What you should do → Reproduce word for word everything from the first line of the entries down to the line containing "colorbar-tick: 1: [416, 695, 420, 700]", including both ends.

<<<<

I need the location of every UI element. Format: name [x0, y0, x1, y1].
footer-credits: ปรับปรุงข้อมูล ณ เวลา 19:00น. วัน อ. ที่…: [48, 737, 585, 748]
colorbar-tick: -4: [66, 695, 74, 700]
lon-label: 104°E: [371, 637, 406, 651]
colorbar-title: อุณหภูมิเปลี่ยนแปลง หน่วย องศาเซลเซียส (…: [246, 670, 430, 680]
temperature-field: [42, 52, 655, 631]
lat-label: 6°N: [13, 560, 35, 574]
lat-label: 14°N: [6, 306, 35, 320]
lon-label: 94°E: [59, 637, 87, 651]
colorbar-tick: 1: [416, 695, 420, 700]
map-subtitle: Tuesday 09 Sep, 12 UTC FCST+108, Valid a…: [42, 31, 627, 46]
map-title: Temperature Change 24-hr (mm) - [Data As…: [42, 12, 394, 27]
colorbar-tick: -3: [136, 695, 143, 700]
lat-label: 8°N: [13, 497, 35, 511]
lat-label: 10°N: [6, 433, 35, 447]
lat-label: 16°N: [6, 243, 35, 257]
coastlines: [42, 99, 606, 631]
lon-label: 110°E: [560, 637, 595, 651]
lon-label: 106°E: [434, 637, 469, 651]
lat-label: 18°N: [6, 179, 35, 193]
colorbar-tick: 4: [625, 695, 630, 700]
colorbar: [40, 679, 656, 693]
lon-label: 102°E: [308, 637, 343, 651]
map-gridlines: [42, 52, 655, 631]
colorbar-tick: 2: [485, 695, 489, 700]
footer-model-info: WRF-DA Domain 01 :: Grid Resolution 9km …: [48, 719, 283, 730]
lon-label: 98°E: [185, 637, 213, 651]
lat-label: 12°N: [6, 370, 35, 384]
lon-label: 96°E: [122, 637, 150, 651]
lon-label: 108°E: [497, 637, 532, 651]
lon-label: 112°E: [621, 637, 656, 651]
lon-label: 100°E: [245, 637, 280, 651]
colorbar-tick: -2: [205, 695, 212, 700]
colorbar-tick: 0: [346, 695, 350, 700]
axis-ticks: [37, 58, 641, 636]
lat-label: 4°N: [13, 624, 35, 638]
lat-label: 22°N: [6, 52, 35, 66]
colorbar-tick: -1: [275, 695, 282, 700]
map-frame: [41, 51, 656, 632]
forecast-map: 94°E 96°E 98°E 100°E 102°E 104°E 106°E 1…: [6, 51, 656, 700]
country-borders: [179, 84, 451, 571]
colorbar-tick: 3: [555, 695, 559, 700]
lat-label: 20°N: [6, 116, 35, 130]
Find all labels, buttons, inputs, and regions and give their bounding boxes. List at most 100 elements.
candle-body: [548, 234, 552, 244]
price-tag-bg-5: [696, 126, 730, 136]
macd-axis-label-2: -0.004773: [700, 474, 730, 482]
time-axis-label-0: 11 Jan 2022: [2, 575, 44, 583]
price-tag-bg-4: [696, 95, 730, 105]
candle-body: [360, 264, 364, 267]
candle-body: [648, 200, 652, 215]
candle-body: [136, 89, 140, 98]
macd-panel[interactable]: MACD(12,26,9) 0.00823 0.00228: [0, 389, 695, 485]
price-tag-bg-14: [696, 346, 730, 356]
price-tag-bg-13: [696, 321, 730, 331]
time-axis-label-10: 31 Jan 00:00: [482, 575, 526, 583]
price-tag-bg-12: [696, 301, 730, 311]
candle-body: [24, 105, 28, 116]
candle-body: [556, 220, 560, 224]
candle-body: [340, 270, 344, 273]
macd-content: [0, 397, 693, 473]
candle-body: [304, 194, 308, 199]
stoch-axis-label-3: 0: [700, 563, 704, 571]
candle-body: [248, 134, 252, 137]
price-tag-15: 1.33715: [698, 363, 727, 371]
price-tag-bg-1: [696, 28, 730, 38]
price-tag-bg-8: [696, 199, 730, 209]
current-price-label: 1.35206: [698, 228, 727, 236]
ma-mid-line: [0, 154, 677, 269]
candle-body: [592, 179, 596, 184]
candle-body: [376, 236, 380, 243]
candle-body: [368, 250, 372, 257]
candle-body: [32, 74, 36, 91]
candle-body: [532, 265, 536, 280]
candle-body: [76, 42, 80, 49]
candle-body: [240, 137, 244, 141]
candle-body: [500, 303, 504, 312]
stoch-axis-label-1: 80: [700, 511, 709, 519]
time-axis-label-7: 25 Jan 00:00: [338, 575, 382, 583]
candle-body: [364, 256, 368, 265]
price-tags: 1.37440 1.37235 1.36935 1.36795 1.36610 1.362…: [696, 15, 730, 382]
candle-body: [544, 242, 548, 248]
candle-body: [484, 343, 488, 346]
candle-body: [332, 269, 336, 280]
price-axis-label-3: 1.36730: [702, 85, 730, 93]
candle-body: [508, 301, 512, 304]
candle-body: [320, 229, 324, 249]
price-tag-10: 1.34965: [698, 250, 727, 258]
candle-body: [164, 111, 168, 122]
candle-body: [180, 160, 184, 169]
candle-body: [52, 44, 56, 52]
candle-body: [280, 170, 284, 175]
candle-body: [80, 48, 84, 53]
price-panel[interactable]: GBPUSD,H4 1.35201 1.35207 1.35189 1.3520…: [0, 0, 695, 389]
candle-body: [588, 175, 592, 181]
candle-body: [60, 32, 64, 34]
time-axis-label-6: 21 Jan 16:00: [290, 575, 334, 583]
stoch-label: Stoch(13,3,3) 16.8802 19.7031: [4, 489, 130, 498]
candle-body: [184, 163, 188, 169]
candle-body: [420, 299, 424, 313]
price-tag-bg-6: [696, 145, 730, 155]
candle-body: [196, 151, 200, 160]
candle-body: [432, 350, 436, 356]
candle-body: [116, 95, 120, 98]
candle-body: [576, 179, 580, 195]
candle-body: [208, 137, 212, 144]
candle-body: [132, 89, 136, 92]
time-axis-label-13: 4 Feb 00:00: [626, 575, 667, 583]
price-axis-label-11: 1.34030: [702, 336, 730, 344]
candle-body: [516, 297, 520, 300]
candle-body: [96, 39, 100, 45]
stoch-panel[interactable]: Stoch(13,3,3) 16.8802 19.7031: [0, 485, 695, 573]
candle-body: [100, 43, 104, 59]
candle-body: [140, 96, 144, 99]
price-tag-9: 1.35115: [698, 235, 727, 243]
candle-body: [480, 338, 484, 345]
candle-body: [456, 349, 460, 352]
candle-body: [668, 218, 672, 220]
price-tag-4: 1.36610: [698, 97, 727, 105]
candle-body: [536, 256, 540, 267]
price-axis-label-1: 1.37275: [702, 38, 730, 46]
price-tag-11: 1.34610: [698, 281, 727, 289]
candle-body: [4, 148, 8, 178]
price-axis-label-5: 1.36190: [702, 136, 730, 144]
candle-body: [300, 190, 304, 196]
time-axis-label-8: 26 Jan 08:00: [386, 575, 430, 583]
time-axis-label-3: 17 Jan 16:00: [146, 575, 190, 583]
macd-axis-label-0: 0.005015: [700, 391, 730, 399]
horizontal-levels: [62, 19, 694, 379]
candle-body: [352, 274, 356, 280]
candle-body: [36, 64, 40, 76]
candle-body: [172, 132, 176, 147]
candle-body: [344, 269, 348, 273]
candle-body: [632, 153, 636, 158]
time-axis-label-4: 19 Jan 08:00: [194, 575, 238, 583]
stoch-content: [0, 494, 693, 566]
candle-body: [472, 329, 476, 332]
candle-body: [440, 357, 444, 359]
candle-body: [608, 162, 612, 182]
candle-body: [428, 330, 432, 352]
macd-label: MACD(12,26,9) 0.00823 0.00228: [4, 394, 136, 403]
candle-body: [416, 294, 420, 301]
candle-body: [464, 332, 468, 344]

>>>>

Output below →
I need the location of every UI element. Format: name [x0, y0, x1, y1].
footer-credits: ปรับปรุงข้อมูล ณ เวลา 19:00น. วัน อ. ที่…: [48, 737, 585, 748]
colorbar-tick: -4: [66, 695, 74, 700]
lon-label: 104°E: [371, 637, 406, 651]
colorbar-title: อุณหภูมิเปลี่ยนแปลง หน่วย องศาเซลเซียส (…: [246, 670, 430, 680]
temperature-field: [42, 52, 655, 631]
lat-label: 6°N: [13, 560, 35, 574]
lat-label: 14°N: [6, 306, 35, 320]
lon-label: 94°E: [59, 637, 87, 651]
colorbar-tick: 1: [416, 695, 420, 700]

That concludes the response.